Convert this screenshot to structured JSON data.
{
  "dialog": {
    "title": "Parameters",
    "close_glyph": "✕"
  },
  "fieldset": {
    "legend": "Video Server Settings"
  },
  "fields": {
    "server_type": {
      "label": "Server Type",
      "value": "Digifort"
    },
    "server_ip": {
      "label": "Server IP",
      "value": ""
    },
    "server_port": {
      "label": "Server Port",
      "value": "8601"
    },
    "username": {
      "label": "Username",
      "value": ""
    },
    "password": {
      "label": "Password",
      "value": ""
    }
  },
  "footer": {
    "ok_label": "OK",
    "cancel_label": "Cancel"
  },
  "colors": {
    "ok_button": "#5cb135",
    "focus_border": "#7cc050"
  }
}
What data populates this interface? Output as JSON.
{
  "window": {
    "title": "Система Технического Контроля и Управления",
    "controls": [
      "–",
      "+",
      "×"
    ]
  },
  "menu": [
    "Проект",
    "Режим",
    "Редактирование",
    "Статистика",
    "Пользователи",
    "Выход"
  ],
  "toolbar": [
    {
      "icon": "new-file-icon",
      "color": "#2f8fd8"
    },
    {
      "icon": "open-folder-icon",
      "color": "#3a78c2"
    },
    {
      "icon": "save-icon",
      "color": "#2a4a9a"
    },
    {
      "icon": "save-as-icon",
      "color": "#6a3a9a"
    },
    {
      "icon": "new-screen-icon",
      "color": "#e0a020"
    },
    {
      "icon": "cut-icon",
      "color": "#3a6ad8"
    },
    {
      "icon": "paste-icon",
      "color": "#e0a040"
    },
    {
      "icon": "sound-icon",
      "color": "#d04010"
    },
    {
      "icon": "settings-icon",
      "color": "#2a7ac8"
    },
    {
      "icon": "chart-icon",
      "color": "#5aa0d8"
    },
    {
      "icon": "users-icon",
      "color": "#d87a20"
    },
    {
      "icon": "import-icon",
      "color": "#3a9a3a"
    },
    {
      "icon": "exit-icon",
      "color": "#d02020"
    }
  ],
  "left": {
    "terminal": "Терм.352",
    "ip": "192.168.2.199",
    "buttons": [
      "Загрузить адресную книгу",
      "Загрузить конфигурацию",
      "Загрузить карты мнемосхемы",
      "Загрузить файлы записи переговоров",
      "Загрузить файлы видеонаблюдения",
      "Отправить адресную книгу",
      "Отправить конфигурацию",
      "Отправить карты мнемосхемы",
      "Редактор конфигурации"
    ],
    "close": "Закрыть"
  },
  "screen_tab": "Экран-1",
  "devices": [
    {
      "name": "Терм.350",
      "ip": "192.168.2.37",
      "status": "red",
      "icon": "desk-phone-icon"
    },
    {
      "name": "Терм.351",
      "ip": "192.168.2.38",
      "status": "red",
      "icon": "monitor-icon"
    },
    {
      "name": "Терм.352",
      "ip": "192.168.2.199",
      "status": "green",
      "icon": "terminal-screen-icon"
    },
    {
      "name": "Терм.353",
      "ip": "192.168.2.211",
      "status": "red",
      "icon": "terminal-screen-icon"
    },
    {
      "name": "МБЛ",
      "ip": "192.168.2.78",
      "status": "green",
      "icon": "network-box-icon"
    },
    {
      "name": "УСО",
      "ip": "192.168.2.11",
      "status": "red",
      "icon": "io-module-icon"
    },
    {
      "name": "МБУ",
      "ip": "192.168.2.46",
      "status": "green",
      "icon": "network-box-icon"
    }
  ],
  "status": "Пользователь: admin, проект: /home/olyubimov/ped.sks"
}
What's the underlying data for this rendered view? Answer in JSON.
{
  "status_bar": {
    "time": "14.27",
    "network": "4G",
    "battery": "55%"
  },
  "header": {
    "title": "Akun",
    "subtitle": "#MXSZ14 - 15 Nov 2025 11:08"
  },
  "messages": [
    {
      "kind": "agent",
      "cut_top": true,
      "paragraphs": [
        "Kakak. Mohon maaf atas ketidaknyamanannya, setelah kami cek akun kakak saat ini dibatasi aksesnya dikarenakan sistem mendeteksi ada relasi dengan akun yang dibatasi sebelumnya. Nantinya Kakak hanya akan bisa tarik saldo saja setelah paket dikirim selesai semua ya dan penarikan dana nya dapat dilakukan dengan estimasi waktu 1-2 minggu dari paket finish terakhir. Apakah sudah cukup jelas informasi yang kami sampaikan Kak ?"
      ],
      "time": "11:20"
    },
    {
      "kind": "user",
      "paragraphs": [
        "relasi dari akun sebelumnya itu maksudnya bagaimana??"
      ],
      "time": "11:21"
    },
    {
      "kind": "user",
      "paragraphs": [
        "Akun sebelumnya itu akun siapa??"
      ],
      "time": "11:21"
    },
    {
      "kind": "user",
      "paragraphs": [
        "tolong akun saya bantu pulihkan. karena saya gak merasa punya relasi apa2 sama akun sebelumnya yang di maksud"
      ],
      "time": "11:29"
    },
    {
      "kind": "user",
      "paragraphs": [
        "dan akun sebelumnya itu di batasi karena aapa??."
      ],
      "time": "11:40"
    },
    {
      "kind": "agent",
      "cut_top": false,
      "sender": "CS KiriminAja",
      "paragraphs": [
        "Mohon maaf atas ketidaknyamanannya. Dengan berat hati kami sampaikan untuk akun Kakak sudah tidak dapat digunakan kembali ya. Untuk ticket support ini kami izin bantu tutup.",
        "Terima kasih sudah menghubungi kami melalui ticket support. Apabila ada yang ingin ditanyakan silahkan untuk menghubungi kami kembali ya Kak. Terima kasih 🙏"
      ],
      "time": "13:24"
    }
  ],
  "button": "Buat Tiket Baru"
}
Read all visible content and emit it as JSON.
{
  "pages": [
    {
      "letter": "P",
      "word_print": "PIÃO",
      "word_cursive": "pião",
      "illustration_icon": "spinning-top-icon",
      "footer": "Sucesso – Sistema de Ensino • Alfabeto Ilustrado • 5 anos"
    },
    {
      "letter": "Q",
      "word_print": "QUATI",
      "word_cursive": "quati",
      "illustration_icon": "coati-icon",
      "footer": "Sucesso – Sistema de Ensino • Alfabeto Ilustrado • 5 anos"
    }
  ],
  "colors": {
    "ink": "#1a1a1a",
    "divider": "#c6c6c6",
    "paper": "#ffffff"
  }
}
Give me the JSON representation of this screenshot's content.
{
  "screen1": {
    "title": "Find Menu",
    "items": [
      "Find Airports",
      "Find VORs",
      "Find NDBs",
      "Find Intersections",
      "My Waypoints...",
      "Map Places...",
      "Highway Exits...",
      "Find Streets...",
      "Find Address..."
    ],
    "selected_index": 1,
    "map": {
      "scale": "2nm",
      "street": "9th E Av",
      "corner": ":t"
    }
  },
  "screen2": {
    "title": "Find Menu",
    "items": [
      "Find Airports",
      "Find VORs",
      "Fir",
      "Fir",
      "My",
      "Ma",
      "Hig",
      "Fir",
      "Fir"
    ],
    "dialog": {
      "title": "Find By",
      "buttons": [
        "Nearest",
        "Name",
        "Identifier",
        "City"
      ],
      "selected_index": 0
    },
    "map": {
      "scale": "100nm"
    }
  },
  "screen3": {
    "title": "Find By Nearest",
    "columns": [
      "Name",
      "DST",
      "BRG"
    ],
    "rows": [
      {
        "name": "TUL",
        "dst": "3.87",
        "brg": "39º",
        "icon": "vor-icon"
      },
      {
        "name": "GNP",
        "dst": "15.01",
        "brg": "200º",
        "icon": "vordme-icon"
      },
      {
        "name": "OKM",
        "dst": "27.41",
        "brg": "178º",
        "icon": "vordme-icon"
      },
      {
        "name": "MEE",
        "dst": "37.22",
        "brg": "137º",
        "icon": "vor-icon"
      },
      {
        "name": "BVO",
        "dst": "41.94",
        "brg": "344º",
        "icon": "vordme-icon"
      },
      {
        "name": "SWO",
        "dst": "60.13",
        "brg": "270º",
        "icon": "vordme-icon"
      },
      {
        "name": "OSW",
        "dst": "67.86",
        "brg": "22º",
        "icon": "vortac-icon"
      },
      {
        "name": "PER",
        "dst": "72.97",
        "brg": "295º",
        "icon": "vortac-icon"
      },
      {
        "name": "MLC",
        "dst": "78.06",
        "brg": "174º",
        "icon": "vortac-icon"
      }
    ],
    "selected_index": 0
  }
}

--------

| What is asked |
Above are the entries; count how many of their lines contain the word "Загрузить" and give only that number.

| Answer to the task |
5